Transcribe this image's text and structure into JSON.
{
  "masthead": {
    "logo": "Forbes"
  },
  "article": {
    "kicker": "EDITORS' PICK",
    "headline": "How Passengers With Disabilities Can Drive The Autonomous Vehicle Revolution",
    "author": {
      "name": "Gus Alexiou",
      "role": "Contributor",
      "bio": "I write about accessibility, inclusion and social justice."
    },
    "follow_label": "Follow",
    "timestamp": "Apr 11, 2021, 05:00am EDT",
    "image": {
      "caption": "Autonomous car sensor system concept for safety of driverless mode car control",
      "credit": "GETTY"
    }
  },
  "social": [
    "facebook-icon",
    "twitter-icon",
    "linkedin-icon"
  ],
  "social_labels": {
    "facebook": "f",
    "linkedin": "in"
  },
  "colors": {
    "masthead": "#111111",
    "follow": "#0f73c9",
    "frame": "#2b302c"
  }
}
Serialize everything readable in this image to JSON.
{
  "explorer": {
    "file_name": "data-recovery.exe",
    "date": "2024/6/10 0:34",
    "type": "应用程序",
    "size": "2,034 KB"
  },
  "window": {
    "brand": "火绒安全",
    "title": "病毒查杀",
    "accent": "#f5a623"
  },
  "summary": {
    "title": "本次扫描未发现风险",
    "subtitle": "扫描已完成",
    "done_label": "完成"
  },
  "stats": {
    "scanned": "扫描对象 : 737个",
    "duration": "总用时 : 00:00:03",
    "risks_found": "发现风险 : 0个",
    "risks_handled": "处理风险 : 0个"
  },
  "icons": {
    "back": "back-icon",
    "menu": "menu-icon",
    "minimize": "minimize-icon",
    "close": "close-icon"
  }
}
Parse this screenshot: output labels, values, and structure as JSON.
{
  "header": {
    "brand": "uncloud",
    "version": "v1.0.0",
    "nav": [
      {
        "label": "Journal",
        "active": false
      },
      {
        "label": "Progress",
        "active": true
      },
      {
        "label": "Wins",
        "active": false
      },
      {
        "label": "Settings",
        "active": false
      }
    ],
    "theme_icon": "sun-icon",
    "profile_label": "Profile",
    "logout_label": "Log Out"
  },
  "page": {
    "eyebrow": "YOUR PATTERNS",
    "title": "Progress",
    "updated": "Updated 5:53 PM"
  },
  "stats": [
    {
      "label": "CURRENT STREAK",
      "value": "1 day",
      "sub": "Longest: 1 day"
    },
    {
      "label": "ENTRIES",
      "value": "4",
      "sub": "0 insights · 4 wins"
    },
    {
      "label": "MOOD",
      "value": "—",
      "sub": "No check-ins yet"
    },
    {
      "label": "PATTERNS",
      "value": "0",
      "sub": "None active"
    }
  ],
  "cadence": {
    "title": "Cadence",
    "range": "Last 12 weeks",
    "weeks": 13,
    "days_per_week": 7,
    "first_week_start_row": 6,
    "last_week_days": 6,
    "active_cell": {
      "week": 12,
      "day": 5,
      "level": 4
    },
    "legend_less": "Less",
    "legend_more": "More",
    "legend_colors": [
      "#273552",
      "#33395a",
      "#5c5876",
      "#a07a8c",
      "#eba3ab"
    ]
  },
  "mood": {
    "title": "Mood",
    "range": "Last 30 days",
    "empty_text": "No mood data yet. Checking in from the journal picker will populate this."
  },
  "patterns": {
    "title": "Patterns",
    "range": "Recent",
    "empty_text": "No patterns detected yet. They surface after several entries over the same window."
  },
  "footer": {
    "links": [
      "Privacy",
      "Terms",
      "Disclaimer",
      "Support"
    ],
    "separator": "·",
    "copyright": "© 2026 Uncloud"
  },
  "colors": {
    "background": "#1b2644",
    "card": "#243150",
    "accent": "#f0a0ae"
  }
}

■ **Exercise**
Your task is to print the whole listing again exactly.

■ **Complete output**
Transcribe this image's text and structure into JSON.
{
  "masthead": {
    "logo": "Forbes"
  },
  "article": {
    "kicker": "EDITORS' PICK",
    "headline": "How Passengers With Disabilities Can Drive The Autonomous Vehicle Revolution",
    "author": {
      "name": "Gus Alexiou",
      "role": "Contributor",
      "bio": "I write about accessibility, inclusion and social justice."
    },
    "follow_label": "Follow",
    "timestamp": "Apr 11, 2021, 05:00am EDT",
    "image": {
      "caption": "Autonomous car sensor system concept for safety of driverless mode car control",
      "credit": "GETTY"
    }
  },
  "social": [
    "facebook-icon",
    "twitter-icon",
    "linkedin-icon"
  ],
  "social_labels": {
    "facebook": "f",
    "linkedin": "in"
  },
  "colors": {
    "masthead": "#111111",
    "follow": "#0f73c9",
    "frame": "#2b302c"
  }
}
Serialize everything readable in this image to JSON.
{
  "explorer": {
    "file_name": "data-recovery.exe",
    "date": "2024/6/10 0:34",
    "type": "应用程序",
    "size": "2,034 KB"
  },
  "window": {
    "brand": "火绒安全",
    "title": "病毒查杀",
    "accent": "#f5a623"
  },
  "summary": {
    "title": "本次扫描未发现风险",
    "subtitle": "扫描已完成",
    "done_label": "完成"
  },
  "stats": {
    "scanned": "扫描对象 : 737个",
    "duration": "总用时 : 00:00:03",
    "risks_found": "发现风险 : 0个",
    "risks_handled": "处理风险 : 0个"
  },
  "icons": {
    "back": "back-icon",
    "menu": "menu-icon",
    "minimize": "minimize-icon",
    "close": "close-icon"
  }
}
Parse this screenshot: output labels, values, and structure as JSON.
{
  "header": {
    "brand": "uncloud",
    "version": "v1.0.0",
    "nav": [
      {
        "label": "Journal",
        "active": false
      },
      {
        "label": "Progress",
        "active": true
      },
      {
        "label": "Wins",
        "active": false
      },
      {
        "label": "Settings",
        "active": false
      }
    ],
    "theme_icon": "sun-icon",
    "profile_label": "Profile",
    "logout_label": "Log Out"
  },
  "page": {
    "eyebrow": "YOUR PATTERNS",
    "title": "Progress",
    "updated": "Updated 5:53 PM"
  },
  "stats": [
    {
      "label": "CURRENT STREAK",
      "value": "1 day",
      "sub": "Longest: 1 day"
    },
    {
      "label": "ENTRIES",
      "value": "4",
      "sub": "0 insights · 4 wins"
    },
    {
      "label": "MOOD",
      "value": "—",
      "sub": "No check-ins yet"
    },
    {
      "label": "PATTERNS",
      "value": "0",
      "sub": "None active"
    }
  ],
  "cadence": {
    "title": "Cadence",
    "range": "Last 12 weeks",
    "weeks": 13,
    "days_per_week": 7,
    "first_week_start_row": 6,
    "last_week_days": 6,
    "active_cell": {
      "week": 12,
      "day": 5,
      "level": 4
    },
    "legend_less": "Less",
    "legend_more": "More",
    "legend_colors": [
      "#273552",
      "#33395a",
      "#5c5876",
      "#a07a8c",
      "#eba3ab"
    ]
  },
  "mood": {
    "title": "Mood",
    "range": "Last 30 days",
    "empty_text": "No mood data yet. Checking in from the journal picker will populate this."
  },
  "patterns": {
    "title": "Patterns",
    "range": "Recent",
    "empty_text": "No patterns detected yet. They surface after several entries over the same window."
  },
  "footer": {
    "links": [
      "Privacy",
      "Terms",
      "Disclaimer",
      "Support"
    ],
    "separator": "·",
    "copyright": "© 2026 Uncloud"
  },
  "colors": {
    "background": "#1b2644",
    "card": "#243150",
    "accent": "#f0a0ae"
  }
}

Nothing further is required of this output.